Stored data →
* * * * *

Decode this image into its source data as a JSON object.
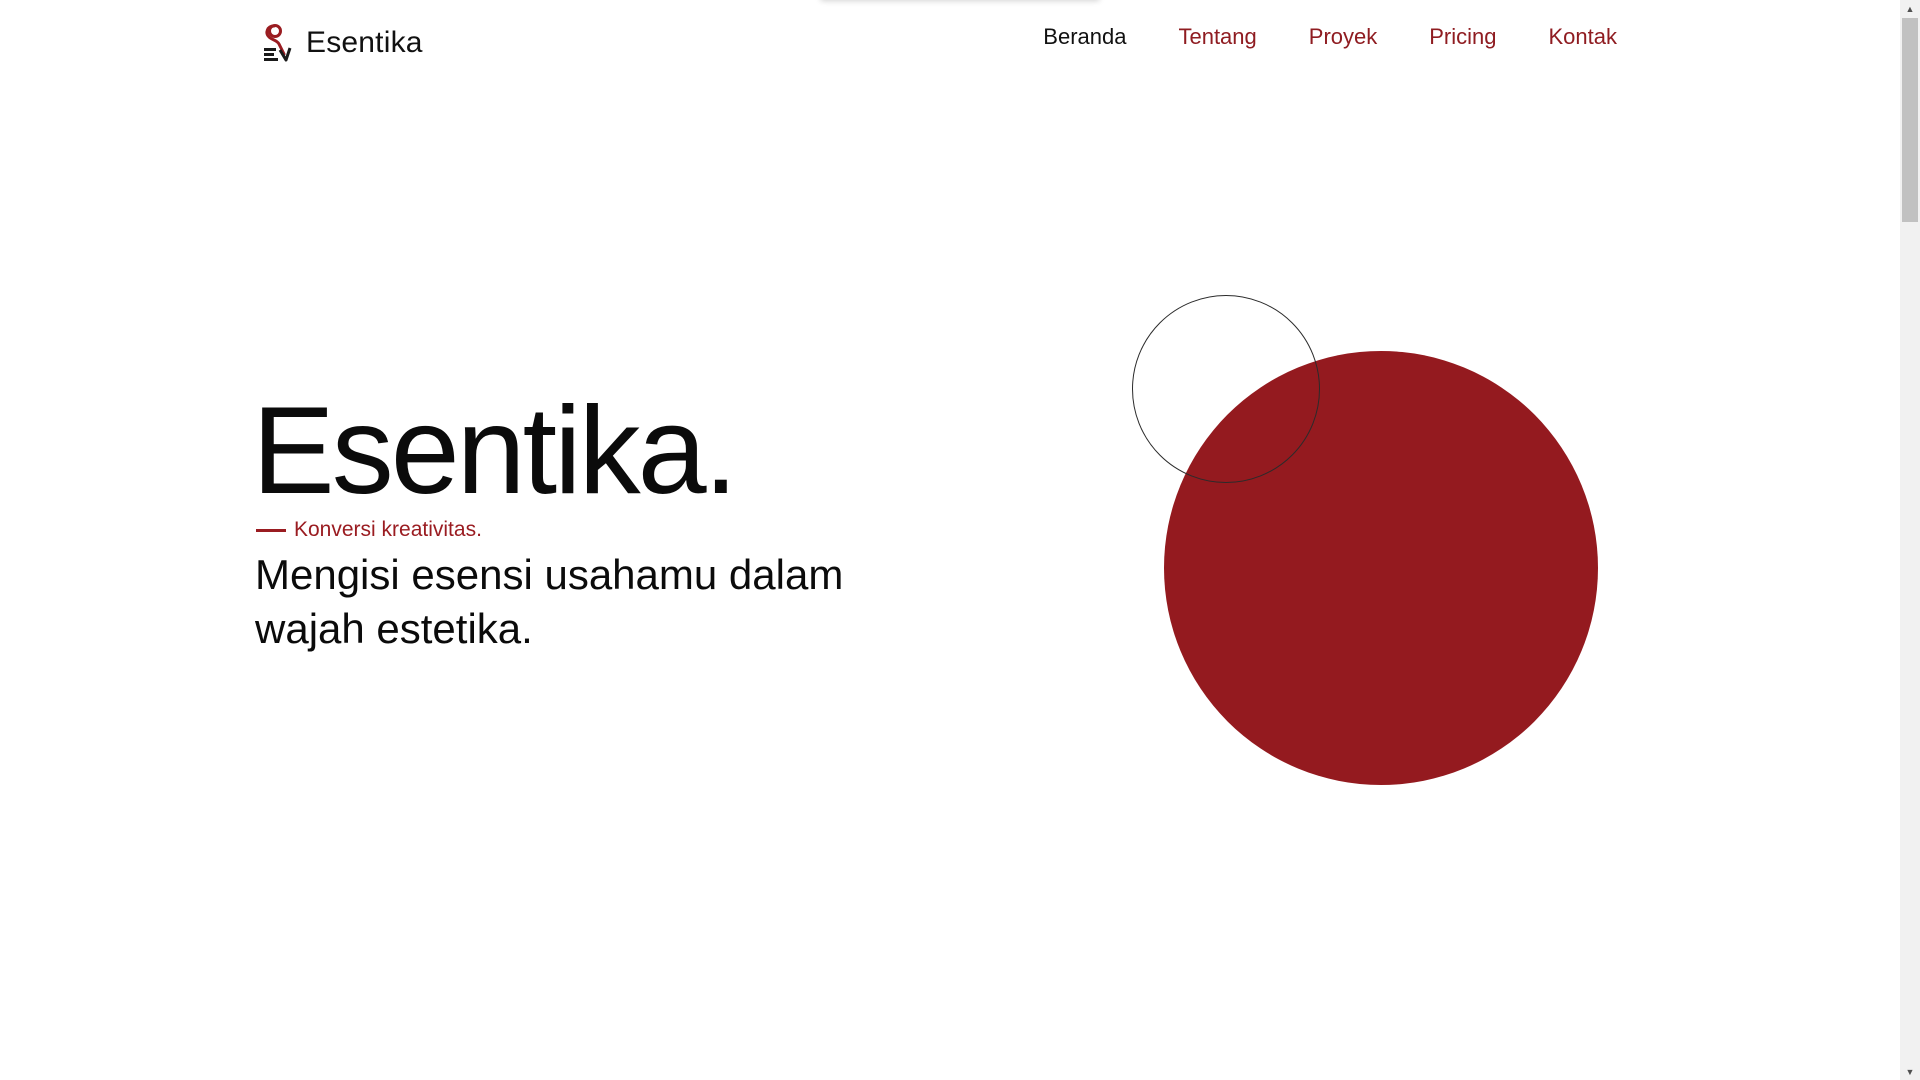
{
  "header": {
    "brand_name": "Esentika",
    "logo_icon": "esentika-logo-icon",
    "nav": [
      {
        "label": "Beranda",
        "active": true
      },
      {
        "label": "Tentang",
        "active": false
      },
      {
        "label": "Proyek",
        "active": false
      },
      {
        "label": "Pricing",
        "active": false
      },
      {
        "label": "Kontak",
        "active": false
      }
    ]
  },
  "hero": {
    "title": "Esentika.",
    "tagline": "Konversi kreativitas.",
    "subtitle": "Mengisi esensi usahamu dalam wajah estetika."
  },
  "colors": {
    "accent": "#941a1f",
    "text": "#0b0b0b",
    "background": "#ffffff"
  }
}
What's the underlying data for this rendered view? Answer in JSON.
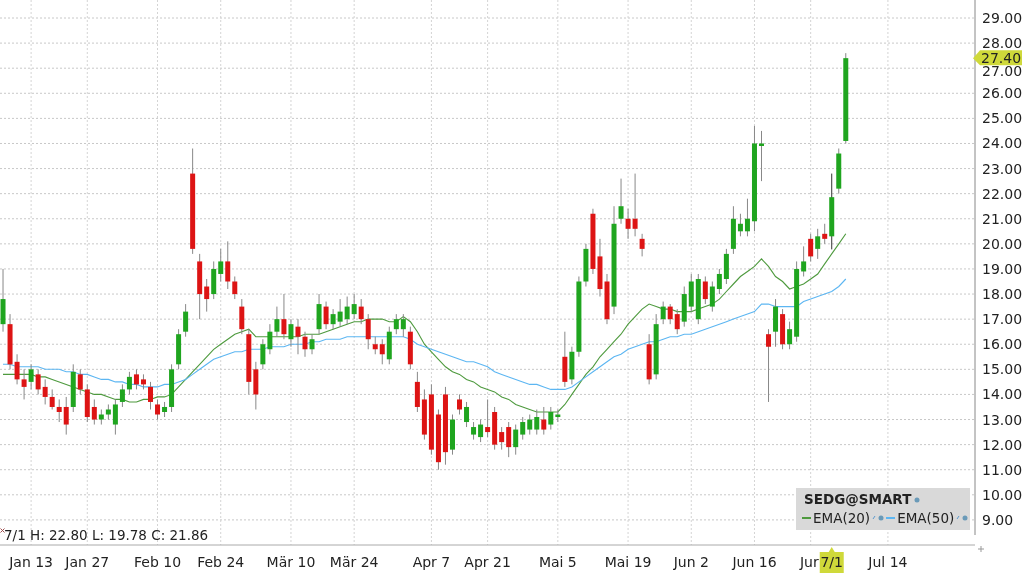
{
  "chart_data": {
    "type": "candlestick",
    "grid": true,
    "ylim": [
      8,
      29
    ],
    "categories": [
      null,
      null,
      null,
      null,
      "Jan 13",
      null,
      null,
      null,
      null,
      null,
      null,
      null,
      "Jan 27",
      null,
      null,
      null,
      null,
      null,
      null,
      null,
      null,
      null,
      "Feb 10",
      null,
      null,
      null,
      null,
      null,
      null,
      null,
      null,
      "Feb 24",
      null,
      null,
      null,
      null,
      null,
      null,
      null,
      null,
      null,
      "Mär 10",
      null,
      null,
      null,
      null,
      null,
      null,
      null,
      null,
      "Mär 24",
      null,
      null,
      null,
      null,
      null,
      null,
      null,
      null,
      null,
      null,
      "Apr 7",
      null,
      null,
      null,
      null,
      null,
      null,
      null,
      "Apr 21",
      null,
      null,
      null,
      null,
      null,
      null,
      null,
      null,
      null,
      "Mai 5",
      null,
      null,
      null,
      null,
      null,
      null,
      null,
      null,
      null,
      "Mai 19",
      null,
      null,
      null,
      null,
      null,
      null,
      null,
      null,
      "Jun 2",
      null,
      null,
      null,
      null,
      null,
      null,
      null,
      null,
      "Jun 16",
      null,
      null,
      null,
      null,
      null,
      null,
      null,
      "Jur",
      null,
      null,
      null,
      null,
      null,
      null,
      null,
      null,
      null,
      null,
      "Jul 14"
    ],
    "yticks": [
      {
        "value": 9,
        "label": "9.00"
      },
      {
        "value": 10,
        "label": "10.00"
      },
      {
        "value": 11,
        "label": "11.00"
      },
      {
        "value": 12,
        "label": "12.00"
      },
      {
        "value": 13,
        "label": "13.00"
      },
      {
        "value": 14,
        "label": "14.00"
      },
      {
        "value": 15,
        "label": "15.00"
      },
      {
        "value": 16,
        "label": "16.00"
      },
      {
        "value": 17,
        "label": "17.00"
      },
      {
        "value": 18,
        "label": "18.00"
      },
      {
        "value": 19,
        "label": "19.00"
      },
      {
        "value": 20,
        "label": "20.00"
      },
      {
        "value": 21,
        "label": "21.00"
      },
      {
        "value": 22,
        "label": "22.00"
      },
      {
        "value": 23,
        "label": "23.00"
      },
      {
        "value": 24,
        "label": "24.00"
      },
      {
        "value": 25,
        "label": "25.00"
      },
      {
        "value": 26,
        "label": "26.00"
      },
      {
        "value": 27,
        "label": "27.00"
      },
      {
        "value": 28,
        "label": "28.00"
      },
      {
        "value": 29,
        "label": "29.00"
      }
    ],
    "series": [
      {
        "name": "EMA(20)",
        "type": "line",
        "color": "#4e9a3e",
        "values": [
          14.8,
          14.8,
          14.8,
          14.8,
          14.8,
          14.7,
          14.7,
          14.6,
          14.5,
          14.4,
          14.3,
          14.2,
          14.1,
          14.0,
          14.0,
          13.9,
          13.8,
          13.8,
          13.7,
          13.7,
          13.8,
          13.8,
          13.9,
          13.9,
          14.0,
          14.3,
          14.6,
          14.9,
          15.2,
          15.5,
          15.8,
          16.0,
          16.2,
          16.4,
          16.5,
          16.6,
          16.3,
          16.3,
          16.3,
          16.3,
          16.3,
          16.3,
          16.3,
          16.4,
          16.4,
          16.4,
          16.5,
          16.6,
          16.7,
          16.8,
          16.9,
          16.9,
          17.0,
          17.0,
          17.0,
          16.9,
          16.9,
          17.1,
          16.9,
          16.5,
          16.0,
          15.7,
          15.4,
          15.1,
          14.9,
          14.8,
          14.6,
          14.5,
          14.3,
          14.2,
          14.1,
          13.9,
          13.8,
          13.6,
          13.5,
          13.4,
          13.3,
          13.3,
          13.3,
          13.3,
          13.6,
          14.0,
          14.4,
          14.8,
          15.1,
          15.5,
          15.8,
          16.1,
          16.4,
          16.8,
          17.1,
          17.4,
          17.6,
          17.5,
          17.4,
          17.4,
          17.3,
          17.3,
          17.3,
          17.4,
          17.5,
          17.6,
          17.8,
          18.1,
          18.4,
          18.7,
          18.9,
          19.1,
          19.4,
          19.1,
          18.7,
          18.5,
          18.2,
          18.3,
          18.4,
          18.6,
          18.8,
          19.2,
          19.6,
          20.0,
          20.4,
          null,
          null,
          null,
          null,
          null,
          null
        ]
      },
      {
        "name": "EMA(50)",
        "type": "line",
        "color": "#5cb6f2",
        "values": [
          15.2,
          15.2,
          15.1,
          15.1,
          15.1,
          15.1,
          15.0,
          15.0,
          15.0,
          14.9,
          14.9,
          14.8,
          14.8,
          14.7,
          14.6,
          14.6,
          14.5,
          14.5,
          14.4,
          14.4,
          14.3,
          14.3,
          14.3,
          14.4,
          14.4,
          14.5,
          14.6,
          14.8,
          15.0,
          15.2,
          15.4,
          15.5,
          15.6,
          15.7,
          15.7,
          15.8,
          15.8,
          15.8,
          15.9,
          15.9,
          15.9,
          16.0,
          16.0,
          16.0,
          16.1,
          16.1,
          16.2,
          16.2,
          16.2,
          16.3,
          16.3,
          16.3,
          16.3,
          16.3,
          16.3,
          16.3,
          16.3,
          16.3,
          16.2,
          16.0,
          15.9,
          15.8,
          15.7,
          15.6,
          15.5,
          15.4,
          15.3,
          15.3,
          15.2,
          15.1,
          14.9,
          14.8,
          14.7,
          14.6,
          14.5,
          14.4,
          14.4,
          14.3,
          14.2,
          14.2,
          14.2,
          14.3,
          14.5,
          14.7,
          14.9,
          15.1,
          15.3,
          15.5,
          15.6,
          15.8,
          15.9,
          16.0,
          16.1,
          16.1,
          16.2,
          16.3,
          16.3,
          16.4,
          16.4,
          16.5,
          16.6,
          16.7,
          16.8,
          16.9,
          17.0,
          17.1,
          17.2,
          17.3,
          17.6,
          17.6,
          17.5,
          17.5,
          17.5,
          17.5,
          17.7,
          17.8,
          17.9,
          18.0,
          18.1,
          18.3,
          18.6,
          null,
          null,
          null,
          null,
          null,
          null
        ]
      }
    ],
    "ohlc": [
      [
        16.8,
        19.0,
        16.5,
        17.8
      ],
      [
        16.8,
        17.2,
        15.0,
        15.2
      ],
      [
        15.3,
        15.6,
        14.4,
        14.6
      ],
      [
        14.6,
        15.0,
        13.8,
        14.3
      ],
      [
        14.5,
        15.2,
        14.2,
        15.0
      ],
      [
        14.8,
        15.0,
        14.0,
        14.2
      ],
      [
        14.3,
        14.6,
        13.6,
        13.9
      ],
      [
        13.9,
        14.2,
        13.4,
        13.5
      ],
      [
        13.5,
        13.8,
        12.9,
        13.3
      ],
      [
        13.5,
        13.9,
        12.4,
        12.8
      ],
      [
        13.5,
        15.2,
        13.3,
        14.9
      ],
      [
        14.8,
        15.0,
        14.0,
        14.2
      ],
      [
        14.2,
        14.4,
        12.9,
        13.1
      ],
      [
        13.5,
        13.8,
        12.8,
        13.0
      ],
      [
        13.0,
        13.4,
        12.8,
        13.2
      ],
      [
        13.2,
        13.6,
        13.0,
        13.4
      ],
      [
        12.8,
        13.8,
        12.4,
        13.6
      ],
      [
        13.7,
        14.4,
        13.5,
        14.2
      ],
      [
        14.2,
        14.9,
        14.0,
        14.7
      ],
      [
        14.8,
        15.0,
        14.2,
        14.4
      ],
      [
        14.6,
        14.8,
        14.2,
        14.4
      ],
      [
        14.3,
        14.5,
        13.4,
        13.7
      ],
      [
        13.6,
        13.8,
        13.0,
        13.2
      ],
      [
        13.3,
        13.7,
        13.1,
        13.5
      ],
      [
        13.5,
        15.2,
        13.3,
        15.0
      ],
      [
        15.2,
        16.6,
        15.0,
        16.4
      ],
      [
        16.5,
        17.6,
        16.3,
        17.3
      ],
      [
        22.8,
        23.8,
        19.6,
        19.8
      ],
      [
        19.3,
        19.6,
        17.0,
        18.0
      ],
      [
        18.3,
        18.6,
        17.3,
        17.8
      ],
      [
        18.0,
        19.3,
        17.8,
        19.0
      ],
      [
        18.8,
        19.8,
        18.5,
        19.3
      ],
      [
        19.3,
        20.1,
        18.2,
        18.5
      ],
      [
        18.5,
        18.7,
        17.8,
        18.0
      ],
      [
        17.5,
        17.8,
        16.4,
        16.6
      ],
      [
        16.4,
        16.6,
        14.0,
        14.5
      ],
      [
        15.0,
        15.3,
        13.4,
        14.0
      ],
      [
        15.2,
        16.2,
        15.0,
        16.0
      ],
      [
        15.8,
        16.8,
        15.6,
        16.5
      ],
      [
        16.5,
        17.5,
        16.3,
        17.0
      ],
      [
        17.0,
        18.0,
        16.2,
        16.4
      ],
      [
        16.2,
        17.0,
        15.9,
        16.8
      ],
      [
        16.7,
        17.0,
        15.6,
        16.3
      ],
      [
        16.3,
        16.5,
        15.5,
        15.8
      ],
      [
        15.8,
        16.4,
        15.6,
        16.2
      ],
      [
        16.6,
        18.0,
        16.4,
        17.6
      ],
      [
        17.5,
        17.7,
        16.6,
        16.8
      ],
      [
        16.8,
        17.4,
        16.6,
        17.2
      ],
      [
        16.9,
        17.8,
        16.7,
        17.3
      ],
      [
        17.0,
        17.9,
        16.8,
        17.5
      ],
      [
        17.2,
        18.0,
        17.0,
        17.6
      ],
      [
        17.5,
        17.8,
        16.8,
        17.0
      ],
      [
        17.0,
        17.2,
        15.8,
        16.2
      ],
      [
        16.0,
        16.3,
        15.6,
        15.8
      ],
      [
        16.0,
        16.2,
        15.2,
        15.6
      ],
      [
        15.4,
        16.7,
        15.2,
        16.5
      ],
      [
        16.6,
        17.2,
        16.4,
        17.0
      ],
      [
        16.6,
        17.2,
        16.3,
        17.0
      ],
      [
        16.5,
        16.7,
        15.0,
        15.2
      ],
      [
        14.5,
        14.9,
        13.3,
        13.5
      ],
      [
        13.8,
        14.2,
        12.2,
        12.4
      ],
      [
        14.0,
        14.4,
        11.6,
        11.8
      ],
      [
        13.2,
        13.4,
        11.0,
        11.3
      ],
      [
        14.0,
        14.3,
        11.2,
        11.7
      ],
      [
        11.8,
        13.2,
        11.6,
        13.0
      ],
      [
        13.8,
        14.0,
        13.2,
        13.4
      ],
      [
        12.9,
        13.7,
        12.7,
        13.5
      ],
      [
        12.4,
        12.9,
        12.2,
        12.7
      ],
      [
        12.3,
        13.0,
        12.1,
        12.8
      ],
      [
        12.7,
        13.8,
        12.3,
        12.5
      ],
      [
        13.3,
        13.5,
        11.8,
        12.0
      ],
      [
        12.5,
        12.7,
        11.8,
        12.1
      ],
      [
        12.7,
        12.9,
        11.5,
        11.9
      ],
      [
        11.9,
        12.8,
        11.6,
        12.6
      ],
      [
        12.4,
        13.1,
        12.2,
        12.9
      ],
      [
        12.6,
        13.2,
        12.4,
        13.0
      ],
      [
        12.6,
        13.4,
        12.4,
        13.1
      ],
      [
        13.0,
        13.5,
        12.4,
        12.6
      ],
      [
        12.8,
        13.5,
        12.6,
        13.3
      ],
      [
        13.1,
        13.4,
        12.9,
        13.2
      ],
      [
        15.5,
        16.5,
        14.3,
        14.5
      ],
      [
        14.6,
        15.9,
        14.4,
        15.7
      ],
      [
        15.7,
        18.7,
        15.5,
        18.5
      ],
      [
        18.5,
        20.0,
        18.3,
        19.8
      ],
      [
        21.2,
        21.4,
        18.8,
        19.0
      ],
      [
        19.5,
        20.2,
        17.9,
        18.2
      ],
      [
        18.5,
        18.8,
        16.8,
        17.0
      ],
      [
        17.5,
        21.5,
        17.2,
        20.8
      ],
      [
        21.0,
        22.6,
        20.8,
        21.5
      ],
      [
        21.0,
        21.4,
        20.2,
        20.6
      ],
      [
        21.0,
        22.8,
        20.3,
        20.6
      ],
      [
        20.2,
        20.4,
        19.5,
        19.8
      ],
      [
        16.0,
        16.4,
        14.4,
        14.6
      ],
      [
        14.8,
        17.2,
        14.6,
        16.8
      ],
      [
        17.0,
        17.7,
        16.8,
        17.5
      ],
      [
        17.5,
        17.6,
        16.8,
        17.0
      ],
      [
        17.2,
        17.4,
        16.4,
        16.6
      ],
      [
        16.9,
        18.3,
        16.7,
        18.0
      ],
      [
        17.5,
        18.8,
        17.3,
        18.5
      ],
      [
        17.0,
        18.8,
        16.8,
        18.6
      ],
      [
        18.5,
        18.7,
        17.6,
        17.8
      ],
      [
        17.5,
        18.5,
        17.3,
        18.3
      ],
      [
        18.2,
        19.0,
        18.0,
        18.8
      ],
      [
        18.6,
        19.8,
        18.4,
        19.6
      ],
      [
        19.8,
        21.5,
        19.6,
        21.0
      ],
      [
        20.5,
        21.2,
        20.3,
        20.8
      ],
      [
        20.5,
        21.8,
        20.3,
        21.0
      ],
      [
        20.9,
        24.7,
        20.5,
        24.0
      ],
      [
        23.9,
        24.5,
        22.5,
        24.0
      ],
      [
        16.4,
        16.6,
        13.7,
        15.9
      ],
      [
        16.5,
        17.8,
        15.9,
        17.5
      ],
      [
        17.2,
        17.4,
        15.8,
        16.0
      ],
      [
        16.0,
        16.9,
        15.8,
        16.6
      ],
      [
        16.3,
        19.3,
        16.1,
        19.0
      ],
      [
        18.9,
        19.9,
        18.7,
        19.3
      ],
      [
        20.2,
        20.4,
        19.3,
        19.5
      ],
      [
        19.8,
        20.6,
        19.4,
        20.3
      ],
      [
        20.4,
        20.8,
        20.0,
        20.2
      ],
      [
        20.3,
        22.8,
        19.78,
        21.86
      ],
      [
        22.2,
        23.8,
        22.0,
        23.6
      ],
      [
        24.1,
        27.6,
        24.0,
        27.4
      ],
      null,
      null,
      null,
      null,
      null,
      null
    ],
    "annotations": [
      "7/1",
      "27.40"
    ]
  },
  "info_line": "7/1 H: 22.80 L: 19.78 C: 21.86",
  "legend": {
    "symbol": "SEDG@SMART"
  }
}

* * * * *

WHAT NEEDS TO BE DONE → Scan the data above and copy every line with "this" in it.

EXERCISE OUTPUT →
Decode this image into its source data as a JSON object.
What's the underlying data for this rendered view? Answer in JSON.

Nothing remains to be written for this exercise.